- What is expected -
Format the listing as a two-column CSV with the headers "source" and "target", starting with the line containing "Patent image size: (944, 1147)." and going on through the line containing "The latching aperture 54 is at (79, 88).". Each row should pair a text with its answer, with each in one quoted field and line breaks turned into spaces.
>> BEGIN
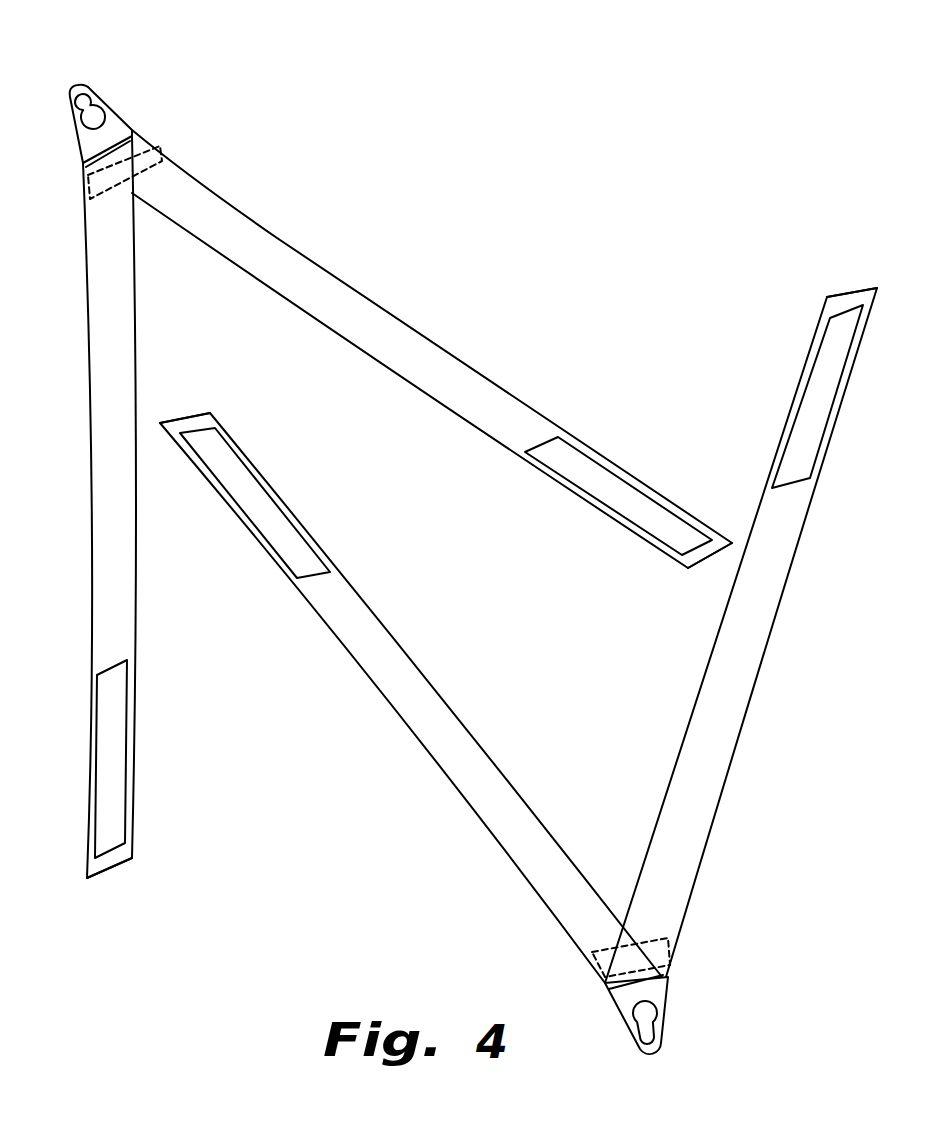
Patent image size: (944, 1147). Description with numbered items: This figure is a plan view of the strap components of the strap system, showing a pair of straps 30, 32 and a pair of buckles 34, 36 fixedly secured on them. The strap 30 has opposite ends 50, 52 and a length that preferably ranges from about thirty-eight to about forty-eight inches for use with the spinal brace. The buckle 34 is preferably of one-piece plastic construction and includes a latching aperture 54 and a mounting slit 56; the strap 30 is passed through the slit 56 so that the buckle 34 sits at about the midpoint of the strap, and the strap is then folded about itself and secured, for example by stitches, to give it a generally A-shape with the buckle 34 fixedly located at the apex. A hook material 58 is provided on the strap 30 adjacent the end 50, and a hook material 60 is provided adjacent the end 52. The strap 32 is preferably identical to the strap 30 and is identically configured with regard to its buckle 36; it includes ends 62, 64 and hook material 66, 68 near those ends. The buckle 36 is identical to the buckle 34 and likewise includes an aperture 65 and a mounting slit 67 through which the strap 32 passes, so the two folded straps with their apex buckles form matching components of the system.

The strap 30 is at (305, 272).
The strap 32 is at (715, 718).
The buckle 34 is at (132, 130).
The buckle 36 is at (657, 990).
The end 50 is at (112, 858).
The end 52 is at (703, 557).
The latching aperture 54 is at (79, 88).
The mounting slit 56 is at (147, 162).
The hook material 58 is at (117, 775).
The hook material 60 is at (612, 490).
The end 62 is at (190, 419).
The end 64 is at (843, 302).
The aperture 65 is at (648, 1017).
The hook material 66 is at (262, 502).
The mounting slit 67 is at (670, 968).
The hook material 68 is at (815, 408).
>> END
>> BEGIN
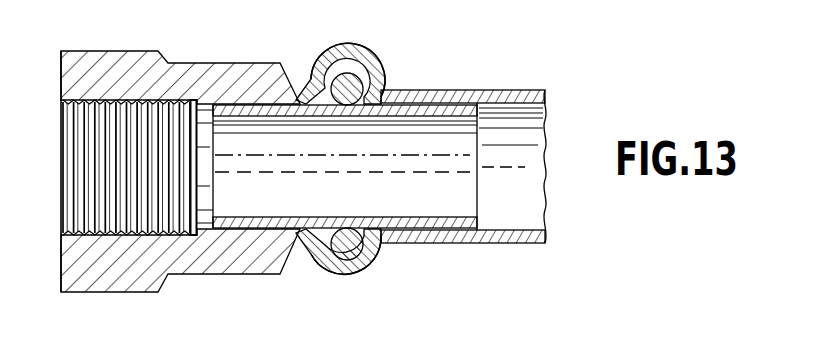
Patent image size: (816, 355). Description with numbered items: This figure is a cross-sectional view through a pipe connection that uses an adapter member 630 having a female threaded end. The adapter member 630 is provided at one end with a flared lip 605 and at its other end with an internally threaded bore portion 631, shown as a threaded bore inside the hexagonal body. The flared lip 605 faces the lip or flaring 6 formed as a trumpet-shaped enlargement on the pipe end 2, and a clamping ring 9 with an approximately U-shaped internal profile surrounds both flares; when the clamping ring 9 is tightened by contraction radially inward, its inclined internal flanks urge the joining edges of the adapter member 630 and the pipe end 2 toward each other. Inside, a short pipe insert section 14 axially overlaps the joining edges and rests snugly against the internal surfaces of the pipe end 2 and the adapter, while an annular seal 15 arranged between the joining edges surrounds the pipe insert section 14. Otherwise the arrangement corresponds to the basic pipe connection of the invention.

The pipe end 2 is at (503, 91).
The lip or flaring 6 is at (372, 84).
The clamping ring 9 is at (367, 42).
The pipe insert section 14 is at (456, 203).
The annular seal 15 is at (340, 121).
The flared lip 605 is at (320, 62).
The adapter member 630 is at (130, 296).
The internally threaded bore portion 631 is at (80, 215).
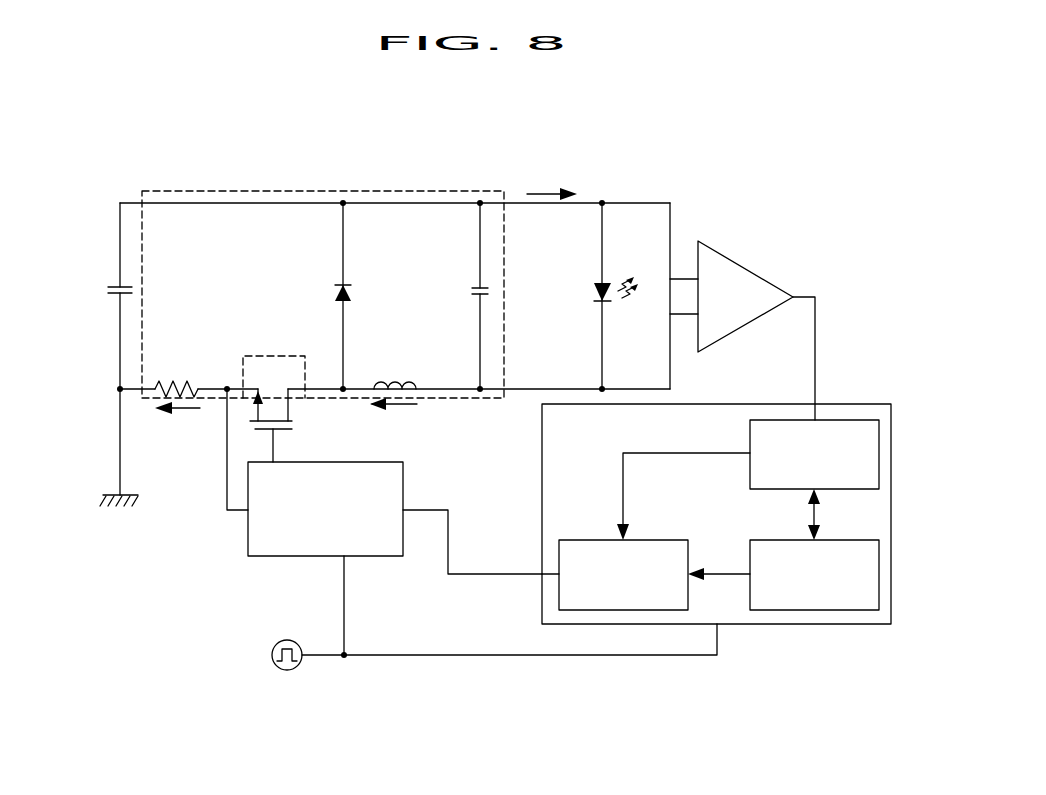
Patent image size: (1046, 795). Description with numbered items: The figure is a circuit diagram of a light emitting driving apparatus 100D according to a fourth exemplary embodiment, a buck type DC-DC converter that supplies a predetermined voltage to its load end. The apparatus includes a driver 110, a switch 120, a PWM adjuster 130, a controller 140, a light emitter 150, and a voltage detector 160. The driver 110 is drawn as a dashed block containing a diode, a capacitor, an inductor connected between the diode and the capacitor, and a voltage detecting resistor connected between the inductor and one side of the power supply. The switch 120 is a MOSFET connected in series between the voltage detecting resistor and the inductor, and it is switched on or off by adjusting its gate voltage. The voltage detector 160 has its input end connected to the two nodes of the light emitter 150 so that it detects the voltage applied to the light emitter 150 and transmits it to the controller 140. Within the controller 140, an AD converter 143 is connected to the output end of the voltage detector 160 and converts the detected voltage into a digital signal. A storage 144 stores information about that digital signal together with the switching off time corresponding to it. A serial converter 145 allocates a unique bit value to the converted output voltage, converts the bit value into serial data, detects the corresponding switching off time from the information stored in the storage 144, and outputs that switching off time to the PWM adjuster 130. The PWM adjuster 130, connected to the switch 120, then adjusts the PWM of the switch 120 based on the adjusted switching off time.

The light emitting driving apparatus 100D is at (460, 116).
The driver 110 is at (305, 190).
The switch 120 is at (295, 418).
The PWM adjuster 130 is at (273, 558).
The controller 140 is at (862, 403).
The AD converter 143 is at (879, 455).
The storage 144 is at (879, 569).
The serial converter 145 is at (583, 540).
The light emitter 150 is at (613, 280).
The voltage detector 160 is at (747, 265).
>> END
- Finished exercise -
source,target
"Patent image size: (944, 1147). Description with numbered items: This figure is a plan view of the strap components of the strap system, showing a pair of straps 30, 32 and a pair of buckles 34, 36 fixedly secured on them. The strap 30 has opposite ends 50, 52 and a length that preferably ranges from about thirty-eight to about forty-eight inches for use with the spinal brace. The buckle 34 is preferably of one-piece plastic construction and includes a latching aperture 54 and a mounting slit 56; the strap 30 is passed through the slit 56 so that the buckle 34 sits at about the midpoint of the strap, and the strap is then folded about itself and secured, for example by stitches, to give it a generally A-shape with the buckle 34 fixedly located at the apex. A hook material 58 is provided on the strap 30 adjacent the end 50, and a hook material 60 is provided adjacent the end 52. The strap 32 is preferably identical to the strap 30 and is identically configured with regard to its buckle 36; it includes ends 62, 64 and hook material 66, 68 near those ends. The buckle 36 is identical to the buckle 34 and likewise includes an aperture 65 and a mounting slit 67 through which the strap 32 passes, so the two folded straps with their apex buckles form matching components of the system.","The strap 30 is at (305, 272). The strap 32 is at (715, 718). The buckle 34 is at (132, 130). The buckle 36 is at (657, 990). The end 50 is at (112, 858). The end 52 is at (703, 557). The latching aperture 54 is at (79, 88)."